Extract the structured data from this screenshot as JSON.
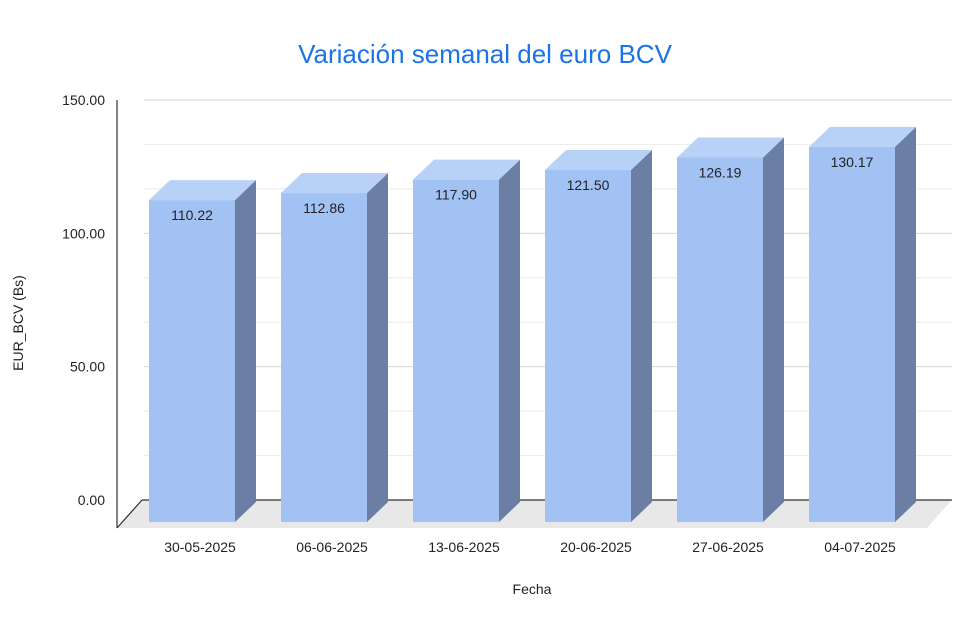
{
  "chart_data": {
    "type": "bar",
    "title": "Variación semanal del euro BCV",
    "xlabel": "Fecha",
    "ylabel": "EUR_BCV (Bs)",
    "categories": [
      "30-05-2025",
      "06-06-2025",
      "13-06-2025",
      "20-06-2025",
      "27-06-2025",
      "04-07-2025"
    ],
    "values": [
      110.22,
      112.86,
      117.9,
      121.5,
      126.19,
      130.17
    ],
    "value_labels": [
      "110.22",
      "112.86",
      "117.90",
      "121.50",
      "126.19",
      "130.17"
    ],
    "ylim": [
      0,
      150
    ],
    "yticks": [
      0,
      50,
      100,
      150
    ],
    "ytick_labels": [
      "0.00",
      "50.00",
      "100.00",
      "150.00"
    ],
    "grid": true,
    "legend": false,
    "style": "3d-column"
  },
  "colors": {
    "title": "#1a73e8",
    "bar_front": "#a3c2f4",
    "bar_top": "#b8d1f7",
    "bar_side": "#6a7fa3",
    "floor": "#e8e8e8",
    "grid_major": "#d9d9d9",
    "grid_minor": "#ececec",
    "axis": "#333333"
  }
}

==

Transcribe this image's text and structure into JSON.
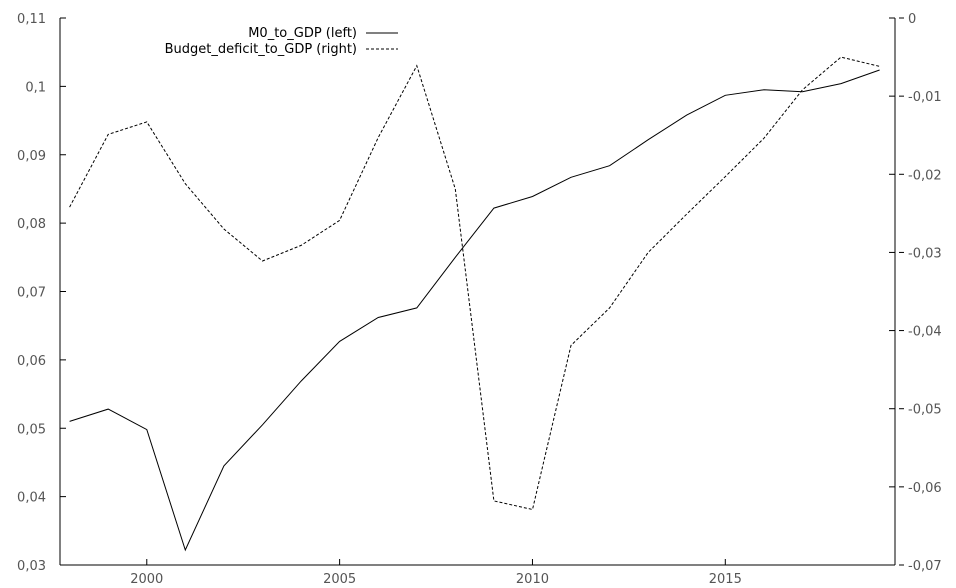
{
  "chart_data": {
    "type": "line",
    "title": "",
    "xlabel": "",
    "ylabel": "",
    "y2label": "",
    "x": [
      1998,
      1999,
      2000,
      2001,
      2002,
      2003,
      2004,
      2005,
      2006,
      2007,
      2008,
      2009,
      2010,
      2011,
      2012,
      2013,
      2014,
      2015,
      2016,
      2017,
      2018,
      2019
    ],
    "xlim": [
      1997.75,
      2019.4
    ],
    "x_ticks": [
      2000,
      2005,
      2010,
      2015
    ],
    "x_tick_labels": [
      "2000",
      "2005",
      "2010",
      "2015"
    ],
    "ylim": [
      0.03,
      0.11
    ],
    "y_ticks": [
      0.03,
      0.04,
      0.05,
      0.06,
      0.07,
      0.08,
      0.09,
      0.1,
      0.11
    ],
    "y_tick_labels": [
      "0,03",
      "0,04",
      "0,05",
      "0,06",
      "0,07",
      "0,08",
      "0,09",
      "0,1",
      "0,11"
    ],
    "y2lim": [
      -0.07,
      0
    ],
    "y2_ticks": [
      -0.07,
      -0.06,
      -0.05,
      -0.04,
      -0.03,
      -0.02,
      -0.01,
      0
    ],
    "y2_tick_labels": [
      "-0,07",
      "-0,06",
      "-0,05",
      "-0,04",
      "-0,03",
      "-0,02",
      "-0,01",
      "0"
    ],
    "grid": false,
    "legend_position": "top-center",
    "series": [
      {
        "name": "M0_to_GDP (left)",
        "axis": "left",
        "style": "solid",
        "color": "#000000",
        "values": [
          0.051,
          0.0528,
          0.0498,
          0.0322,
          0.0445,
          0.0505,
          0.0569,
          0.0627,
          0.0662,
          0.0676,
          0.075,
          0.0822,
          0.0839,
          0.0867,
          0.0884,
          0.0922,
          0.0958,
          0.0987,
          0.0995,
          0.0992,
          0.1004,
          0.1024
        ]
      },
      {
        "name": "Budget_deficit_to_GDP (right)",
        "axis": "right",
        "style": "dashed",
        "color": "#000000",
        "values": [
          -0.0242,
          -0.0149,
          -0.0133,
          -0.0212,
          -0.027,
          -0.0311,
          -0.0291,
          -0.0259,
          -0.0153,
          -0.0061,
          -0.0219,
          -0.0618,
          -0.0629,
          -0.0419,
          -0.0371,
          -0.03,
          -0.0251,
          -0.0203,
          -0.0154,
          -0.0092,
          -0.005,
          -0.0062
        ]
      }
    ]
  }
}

Given task
Where a line holds "right", copy that line.

Response for this exercise
        "name": "Budget_deficit_to_GDP (right)",
        "axis": "right",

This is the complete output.